### What to produce
Restate the full listing word for word and leave the pictures out.

start

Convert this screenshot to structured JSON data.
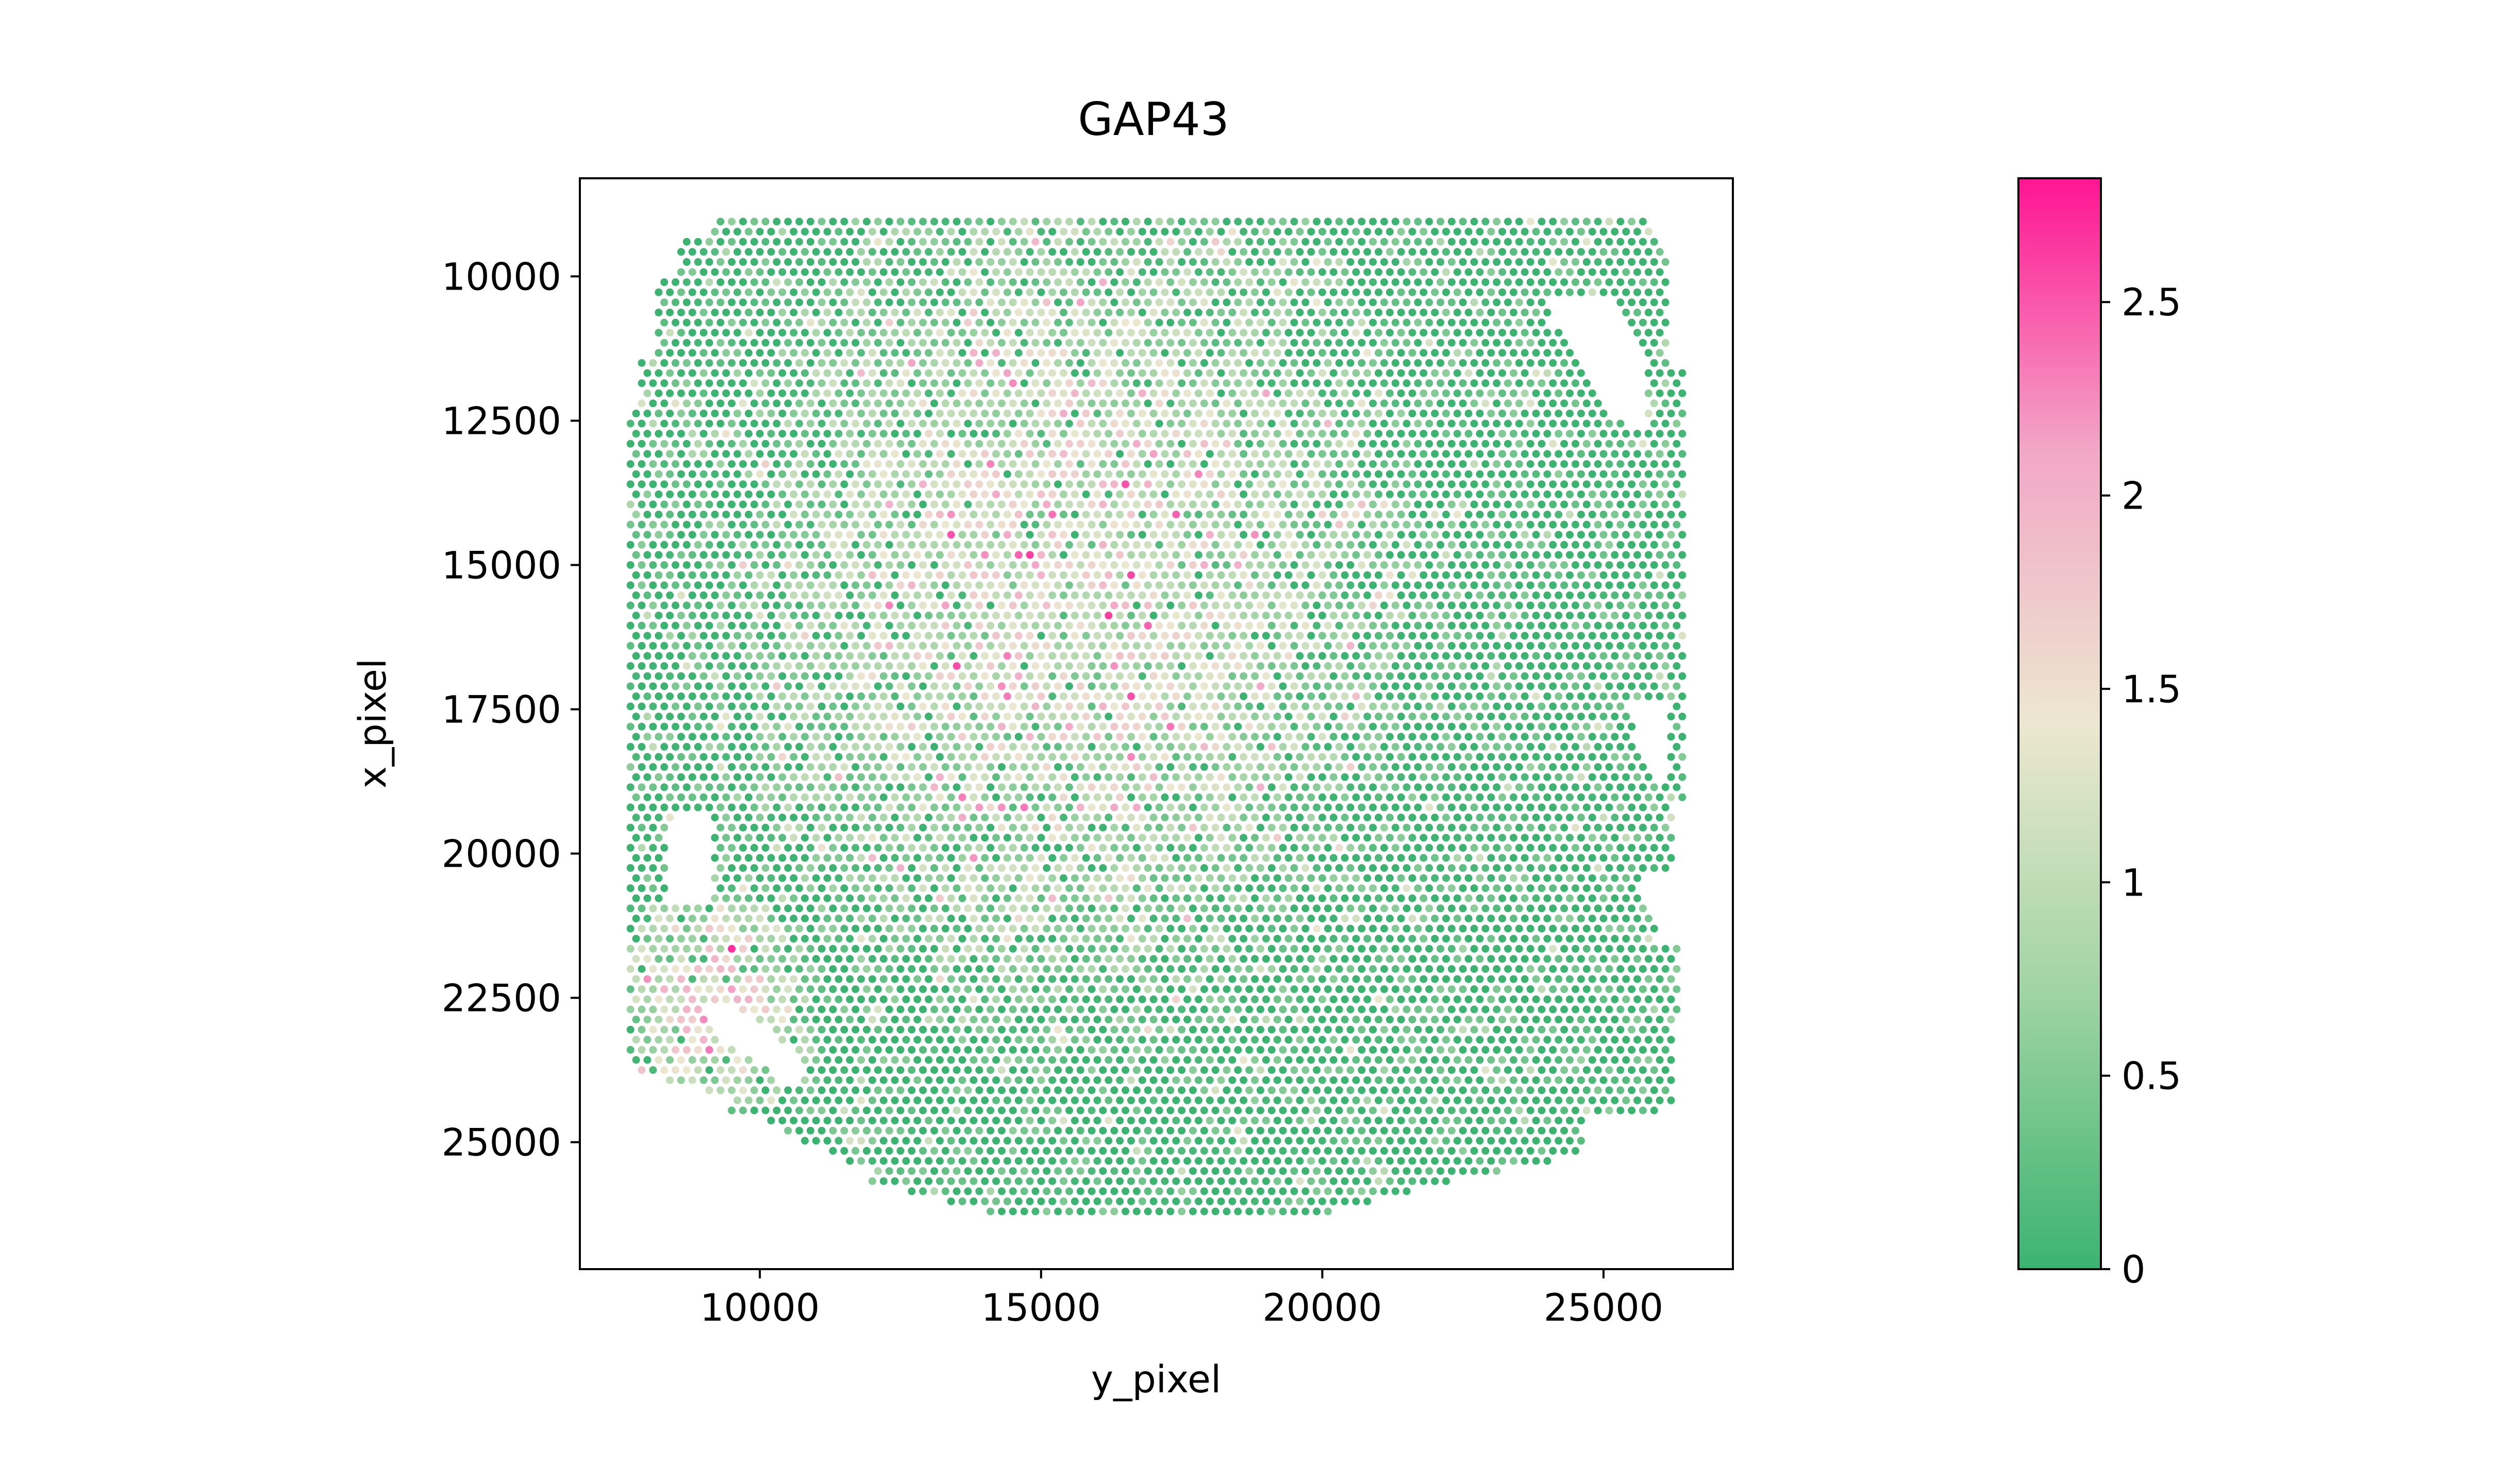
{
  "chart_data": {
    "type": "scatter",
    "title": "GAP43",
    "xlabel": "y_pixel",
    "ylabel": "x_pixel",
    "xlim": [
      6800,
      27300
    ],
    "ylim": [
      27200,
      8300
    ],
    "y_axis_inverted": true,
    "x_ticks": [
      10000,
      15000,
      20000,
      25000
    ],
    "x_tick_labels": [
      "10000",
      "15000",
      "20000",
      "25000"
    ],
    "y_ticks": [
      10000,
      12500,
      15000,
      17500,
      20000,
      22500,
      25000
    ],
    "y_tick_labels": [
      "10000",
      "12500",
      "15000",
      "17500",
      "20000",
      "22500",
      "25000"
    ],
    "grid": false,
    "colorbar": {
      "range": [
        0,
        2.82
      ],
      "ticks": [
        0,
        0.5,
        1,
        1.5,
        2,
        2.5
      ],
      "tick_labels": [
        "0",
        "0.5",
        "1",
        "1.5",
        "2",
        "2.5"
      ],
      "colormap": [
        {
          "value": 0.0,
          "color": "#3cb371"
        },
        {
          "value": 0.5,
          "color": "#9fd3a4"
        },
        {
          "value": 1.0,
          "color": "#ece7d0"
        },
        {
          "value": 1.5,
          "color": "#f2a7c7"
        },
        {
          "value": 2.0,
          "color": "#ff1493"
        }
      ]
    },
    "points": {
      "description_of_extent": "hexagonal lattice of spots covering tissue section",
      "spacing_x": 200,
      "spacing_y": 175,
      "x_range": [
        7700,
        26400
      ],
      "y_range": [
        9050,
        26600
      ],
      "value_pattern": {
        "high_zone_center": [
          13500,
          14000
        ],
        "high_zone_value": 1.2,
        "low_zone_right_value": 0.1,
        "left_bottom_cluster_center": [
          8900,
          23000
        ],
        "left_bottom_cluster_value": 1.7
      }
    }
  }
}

end

### Exercise response
Convert this screenshot to structured JSON data.
{
  "chart_data": {
    "type": "scatter",
    "title": "GAP43",
    "xlabel": "y_pixel",
    "ylabel": "x_pixel",
    "xlim": [
      6800,
      27300
    ],
    "ylim": [
      27200,
      8300
    ],
    "y_axis_inverted": true,
    "x_ticks": [
      10000,
      15000,
      20000,
      25000
    ],
    "x_tick_labels": [
      "10000",
      "15000",
      "20000",
      "25000"
    ],
    "y_ticks": [
      10000,
      12500,
      15000,
      17500,
      20000,
      22500,
      25000
    ],
    "y_tick_labels": [
      "10000",
      "12500",
      "15000",
      "17500",
      "20000",
      "22500",
      "25000"
    ],
    "grid": false,
    "colorbar": {
      "range": [
        0,
        2.82
      ],
      "ticks": [
        0,
        0.5,
        1,
        1.5,
        2,
        2.5
      ],
      "tick_labels": [
        "0",
        "0.5",
        "1",
        "1.5",
        "2",
        "2.5"
      ],
      "colormap": [
        {
          "value": 0.0,
          "color": "#3cb371"
        },
        {
          "value": 0.5,
          "color": "#9fd3a4"
        },
        {
          "value": 1.0,
          "color": "#ece7d0"
        },
        {
          "value": 1.5,
          "color": "#f2a7c7"
        },
        {
          "value": 2.0,
          "color": "#ff1493"
        }
      ]
    },
    "points": {
      "description_of_extent": "hexagonal lattice of spots covering tissue section",
      "spacing_x": 200,
      "spacing_y": 175,
      "x_range": [
        7700,
        26400
      ],
      "y_range": [
        9050,
        26600
      ],
      "value_pattern": {
        "high_zone_center": [
          13500,
          14000
        ],
        "high_zone_value": 1.2,
        "low_zone_right_value": 0.1,
        "left_bottom_cluster_center": [
          8900,
          23000
        ],
        "left_bottom_cluster_value": 1.7
      }
    }
  }
}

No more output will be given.